> [SHORT TASK]
Produce an exact transcription of the listing below, omitting the pictures.

-- begin --

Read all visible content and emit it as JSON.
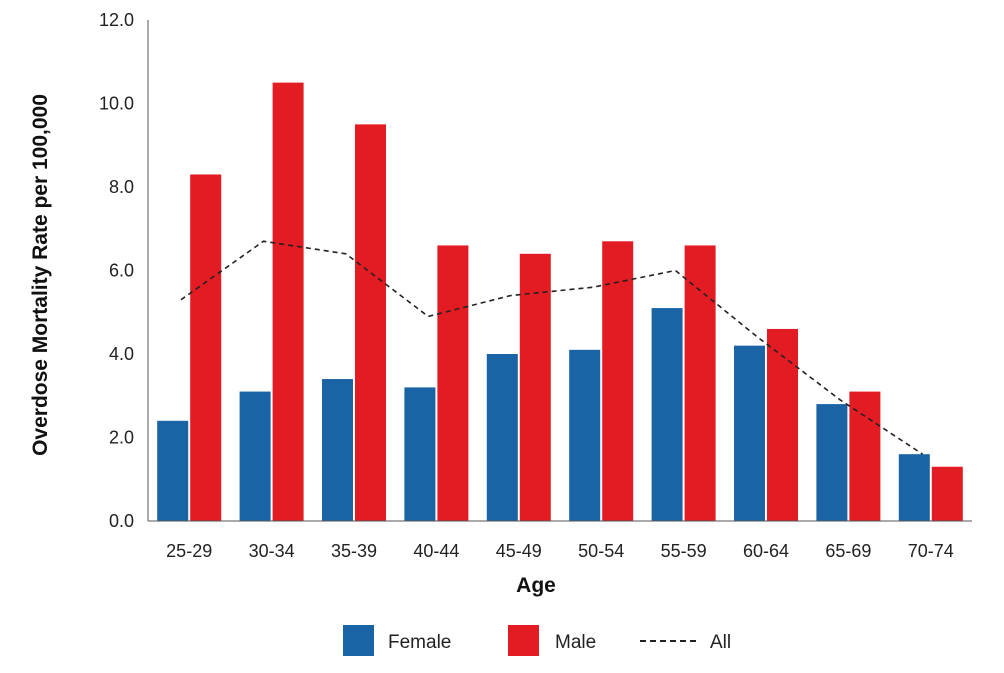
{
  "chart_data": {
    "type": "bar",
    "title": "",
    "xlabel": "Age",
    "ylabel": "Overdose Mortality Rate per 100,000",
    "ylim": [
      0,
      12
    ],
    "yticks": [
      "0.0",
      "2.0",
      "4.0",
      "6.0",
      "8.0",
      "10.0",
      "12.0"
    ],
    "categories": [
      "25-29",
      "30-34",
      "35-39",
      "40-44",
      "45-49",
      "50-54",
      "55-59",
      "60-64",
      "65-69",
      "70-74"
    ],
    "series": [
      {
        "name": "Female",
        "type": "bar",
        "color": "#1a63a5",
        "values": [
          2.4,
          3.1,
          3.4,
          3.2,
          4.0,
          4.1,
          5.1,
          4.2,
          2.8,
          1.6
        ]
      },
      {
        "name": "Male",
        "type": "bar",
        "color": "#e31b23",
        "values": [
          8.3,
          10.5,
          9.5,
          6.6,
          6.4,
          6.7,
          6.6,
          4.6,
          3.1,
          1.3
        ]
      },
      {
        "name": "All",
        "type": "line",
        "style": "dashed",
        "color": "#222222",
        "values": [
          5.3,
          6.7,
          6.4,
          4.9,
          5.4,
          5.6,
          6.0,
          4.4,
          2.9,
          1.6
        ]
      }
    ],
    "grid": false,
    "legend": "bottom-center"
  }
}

-- end --

> [SOLUTION TO THE EXERCISE]
Read all visible content and emit it as JSON.
{
  "chart_data": {
    "type": "bar",
    "title": "",
    "xlabel": "Age",
    "ylabel": "Overdose Mortality Rate per 100,000",
    "ylim": [
      0,
      12
    ],
    "yticks": [
      "0.0",
      "2.0",
      "4.0",
      "6.0",
      "8.0",
      "10.0",
      "12.0"
    ],
    "categories": [
      "25-29",
      "30-34",
      "35-39",
      "40-44",
      "45-49",
      "50-54",
      "55-59",
      "60-64",
      "65-69",
      "70-74"
    ],
    "series": [
      {
        "name": "Female",
        "type": "bar",
        "color": "#1a63a5",
        "values": [
          2.4,
          3.1,
          3.4,
          3.2,
          4.0,
          4.1,
          5.1,
          4.2,
          2.8,
          1.6
        ]
      },
      {
        "name": "Male",
        "type": "bar",
        "color": "#e31b23",
        "values": [
          8.3,
          10.5,
          9.5,
          6.6,
          6.4,
          6.7,
          6.6,
          4.6,
          3.1,
          1.3
        ]
      },
      {
        "name": "All",
        "type": "line",
        "style": "dashed",
        "color": "#222222",
        "values": [
          5.3,
          6.7,
          6.4,
          4.9,
          5.4,
          5.6,
          6.0,
          4.4,
          2.9,
          1.6
        ]
      }
    ],
    "grid": false,
    "legend": "bottom-center"
  }
}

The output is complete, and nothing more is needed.